## Data for processing:
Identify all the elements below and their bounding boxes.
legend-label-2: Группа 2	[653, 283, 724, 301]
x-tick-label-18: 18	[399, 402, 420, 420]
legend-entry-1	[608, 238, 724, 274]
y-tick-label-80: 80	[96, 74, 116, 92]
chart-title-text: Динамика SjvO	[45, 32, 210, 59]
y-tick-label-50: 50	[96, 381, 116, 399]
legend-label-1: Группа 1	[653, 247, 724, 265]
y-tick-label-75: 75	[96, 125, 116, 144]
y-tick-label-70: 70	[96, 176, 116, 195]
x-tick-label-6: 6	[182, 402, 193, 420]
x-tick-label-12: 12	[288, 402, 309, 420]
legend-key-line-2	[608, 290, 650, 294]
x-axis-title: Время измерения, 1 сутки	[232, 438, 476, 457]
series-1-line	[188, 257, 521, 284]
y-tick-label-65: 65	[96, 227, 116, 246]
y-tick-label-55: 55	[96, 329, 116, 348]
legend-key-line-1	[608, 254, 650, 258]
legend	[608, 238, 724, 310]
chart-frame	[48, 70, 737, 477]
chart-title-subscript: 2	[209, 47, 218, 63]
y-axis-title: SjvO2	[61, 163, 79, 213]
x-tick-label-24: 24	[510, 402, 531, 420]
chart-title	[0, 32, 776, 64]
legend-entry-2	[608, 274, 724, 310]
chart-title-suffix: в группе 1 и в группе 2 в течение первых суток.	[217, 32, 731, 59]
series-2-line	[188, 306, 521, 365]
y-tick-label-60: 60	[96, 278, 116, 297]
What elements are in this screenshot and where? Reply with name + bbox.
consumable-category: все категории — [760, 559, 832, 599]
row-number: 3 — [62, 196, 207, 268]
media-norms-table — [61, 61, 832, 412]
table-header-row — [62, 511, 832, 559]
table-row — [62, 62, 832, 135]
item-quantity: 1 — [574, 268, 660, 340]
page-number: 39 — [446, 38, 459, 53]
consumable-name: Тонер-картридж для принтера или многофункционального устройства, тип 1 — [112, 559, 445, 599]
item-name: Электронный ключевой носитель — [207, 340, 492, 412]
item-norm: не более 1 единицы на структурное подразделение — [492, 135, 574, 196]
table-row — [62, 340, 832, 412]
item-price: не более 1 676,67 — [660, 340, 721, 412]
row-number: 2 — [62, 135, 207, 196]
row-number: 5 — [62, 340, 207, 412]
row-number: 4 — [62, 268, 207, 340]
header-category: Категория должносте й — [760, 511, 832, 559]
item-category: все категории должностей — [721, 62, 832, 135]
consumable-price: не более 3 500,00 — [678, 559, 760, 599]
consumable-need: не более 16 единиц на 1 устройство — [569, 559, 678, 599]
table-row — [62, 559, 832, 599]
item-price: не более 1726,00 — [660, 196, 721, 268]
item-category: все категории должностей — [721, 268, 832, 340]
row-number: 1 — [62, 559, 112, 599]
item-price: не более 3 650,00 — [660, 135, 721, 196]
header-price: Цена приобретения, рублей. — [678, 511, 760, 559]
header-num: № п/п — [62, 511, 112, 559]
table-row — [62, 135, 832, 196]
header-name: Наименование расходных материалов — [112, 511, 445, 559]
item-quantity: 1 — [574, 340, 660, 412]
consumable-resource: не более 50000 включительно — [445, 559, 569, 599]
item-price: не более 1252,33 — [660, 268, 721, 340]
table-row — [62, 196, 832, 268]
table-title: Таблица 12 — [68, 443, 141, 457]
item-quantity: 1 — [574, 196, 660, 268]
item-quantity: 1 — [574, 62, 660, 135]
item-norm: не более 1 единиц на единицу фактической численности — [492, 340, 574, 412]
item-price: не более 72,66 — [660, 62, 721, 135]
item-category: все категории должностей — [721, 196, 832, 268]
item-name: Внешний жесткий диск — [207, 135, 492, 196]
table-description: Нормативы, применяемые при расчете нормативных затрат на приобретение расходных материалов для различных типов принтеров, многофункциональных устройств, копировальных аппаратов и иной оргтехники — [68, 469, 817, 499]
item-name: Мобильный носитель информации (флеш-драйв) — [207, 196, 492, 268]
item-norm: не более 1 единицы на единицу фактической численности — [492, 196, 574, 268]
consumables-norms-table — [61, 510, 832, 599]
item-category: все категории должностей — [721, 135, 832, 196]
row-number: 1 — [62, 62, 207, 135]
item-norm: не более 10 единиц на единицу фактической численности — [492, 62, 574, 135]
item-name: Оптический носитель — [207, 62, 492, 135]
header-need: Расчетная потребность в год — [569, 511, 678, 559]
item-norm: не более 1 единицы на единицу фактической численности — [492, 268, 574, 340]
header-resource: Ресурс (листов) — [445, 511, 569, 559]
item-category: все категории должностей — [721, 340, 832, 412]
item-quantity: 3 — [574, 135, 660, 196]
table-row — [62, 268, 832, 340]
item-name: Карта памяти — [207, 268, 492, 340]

## Written problem:
Reproduce all of the material above word for word, keeping every line unchanged.

## Worked solution:
Identify all the elements below and their bounding boxes.
legend-label-2: Группа 2	[653, 283, 724, 301]
x-tick-label-18: 18	[399, 402, 420, 420]
legend-entry-1	[608, 238, 724, 274]
y-tick-label-80: 80	[96, 74, 116, 92]
chart-title-text: Динамика SjvO	[45, 32, 210, 59]
y-tick-label-50: 50	[96, 381, 116, 399]
legend-label-1: Группа 1	[653, 247, 724, 265]
y-tick-label-75: 75	[96, 125, 116, 144]
y-tick-label-70: 70	[96, 176, 116, 195]
x-tick-label-6: 6	[182, 402, 193, 420]
x-tick-label-12: 12	[288, 402, 309, 420]
legend-key-line-2	[608, 290, 650, 294]
x-axis-title: Время измерения, 1 сутки	[232, 438, 476, 457]
series-1-line	[188, 257, 521, 284]
y-tick-label-65: 65	[96, 227, 116, 246]
y-tick-label-55: 55	[96, 329, 116, 348]
legend-key-line-1	[608, 254, 650, 258]
legend	[608, 238, 724, 310]
chart-frame	[48, 70, 737, 477]
chart-title-subscript: 2	[209, 47, 218, 63]
y-axis-title: SjvO2	[61, 163, 79, 213]
x-tick-label-24: 24	[510, 402, 531, 420]
chart-title	[0, 32, 776, 64]
legend-entry-2	[608, 274, 724, 310]
chart-title-suffix: в группе 1 и в группе 2 в течение первых суток.	[217, 32, 731, 59]
series-2-line	[188, 306, 521, 365]
y-tick-label-60: 60	[96, 278, 116, 297]
What elements are in this screenshot and where? Reply with name + bbox.
consumable-category: все категории — [760, 559, 832, 599]
row-number: 3 — [62, 196, 207, 268]
media-norms-table — [61, 61, 832, 412]
table-header-row — [62, 511, 832, 559]
table-row — [62, 62, 832, 135]
item-quantity: 1 — [574, 268, 660, 340]
page-number: 39 — [446, 38, 459, 53]
consumable-name: Тонер-картридж для принтера или многофункционального устройства, тип 1 — [112, 559, 445, 599]
item-name: Электронный ключевой носитель — [207, 340, 492, 412]
item-norm: не более 1 единицы на структурное подразделение — [492, 135, 574, 196]
table-row — [62, 340, 832, 412]
item-price: не более 1 676,67 — [660, 340, 721, 412]
row-number: 2 — [62, 135, 207, 196]
row-number: 5 — [62, 340, 207, 412]
row-number: 4 — [62, 268, 207, 340]
header-category: Категория должносте й — [760, 511, 832, 559]
item-category: все категории должностей — [721, 62, 832, 135]
consumable-price: не более 3 500,00 — [678, 559, 760, 599]
consumable-need: не более 16 единиц на 1 устройство — [569, 559, 678, 599]
table-row — [62, 559, 832, 599]
item-price: не более 1726,00 — [660, 196, 721, 268]
item-category: все категории должностей — [721, 268, 832, 340]
row-number: 1 — [62, 559, 112, 599]
item-price: не более 3 650,00 — [660, 135, 721, 196]
header-price: Цена приобретения, рублей. — [678, 511, 760, 559]
header-num: № п/п — [62, 511, 112, 559]
table-row — [62, 135, 832, 196]
header-name: Наименование расходных материалов — [112, 511, 445, 559]
item-quantity: 1 — [574, 340, 660, 412]
consumable-resource: не более 50000 включительно — [445, 559, 569, 599]
item-price: не более 1252,33 — [660, 268, 721, 340]
table-row — [62, 196, 832, 268]
table-title: Таблица 12 — [68, 443, 141, 457]
item-quantity: 1 — [574, 196, 660, 268]
item-quantity: 1 — [574, 62, 660, 135]
item-norm: не более 1 единиц на единицу фактической численности — [492, 340, 574, 412]
item-price: не более 72,66 — [660, 62, 721, 135]
item-category: все категории должностей — [721, 196, 832, 268]
item-name: Внешний жесткий диск — [207, 135, 492, 196]
table-description: Нормативы, применяемые при расчете нормативных затрат на приобретение расходных материалов для различных типов принтеров, многофункциональных устройств, копировальных аппаратов и иной оргтехники — [68, 469, 817, 499]
item-name: Мобильный носитель информации (флеш-драйв) — [207, 196, 492, 268]
item-norm: не более 1 единицы на единицу фактической численности — [492, 196, 574, 268]
consumables-norms-table — [61, 510, 832, 599]
item-category: все категории должностей — [721, 135, 832, 196]
row-number: 1 — [62, 62, 207, 135]
item-norm: не более 10 единиц на единицу фактической численности — [492, 62, 574, 135]
item-name: Оптический носитель — [207, 62, 492, 135]
header-need: Расчетная потребность в год — [569, 511, 678, 559]
item-norm: не более 1 единицы на единицу фактической численности — [492, 268, 574, 340]
header-resource: Ресурс (листов) — [445, 511, 569, 559]
item-category: все категории должностей — [721, 340, 832, 412]
item-quantity: 3 — [574, 135, 660, 196]
table-row — [62, 268, 832, 340]
item-name: Карта памяти — [207, 268, 492, 340]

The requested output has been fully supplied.